- Short problem
Pull every "color" line out of the data below.

- Supplied entries
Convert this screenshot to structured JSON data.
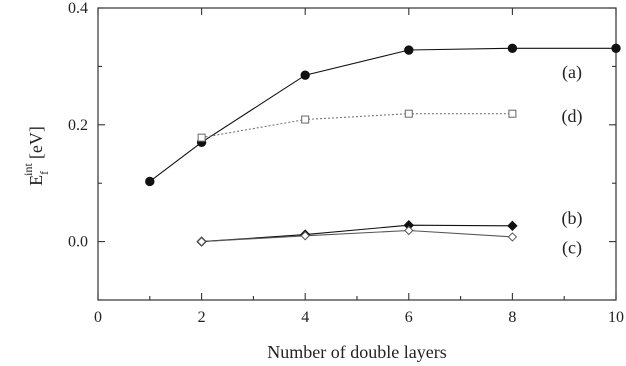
{
  "chart_data": {
    "type": "line",
    "xlabel": "Number of double layers",
    "ylabel_main": "E",
    "ylabel_sub": "f",
    "ylabel_sup": "int",
    "ylabel_unit": "[eV]",
    "xlim": [
      0,
      10
    ],
    "ylim": [
      -0.1,
      0.4
    ],
    "xticks": [
      "0",
      "2",
      "4",
      "6",
      "8",
      "10"
    ],
    "yticks": [
      "0.0",
      "0.2",
      "0.4"
    ],
    "xtick_values": [
      0,
      2,
      4,
      6,
      8,
      10
    ],
    "ytick_values": [
      0.0,
      0.2,
      0.4
    ],
    "grid": false,
    "series": [
      {
        "name": "(a)",
        "marker": "filled-circle",
        "line": "solid",
        "color": "#111111",
        "x": [
          1,
          2,
          4,
          6,
          8,
          10
        ],
        "y": [
          0.103,
          0.17,
          0.285,
          0.328,
          0.331,
          0.331
        ]
      },
      {
        "name": "(d)",
        "marker": "open-square",
        "line": "dotted",
        "color": "#777777",
        "x": [
          2,
          4,
          6,
          8
        ],
        "y": [
          0.178,
          0.209,
          0.219,
          0.219
        ]
      },
      {
        "name": "(b)",
        "marker": "filled-diamond",
        "line": "solid",
        "color": "#111111",
        "x": [
          2,
          4,
          6,
          8
        ],
        "y": [
          0.0,
          0.012,
          0.028,
          0.027
        ]
      },
      {
        "name": "(c)",
        "marker": "open-diamond",
        "line": "solid",
        "color": "#555555",
        "x": [
          2,
          4,
          6,
          8
        ],
        "y": [
          0.0,
          0.01,
          0.019,
          0.008
        ]
      }
    ],
    "label_positions": {
      "(a)": 0.29,
      "(d)": 0.215,
      "(b)": 0.04,
      "(c)": -0.01
    }
  }
}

- Solution to this problem
        "color": "#111111",
        "color": "#777777",
        "color": "#111111",
        "color": "#555555",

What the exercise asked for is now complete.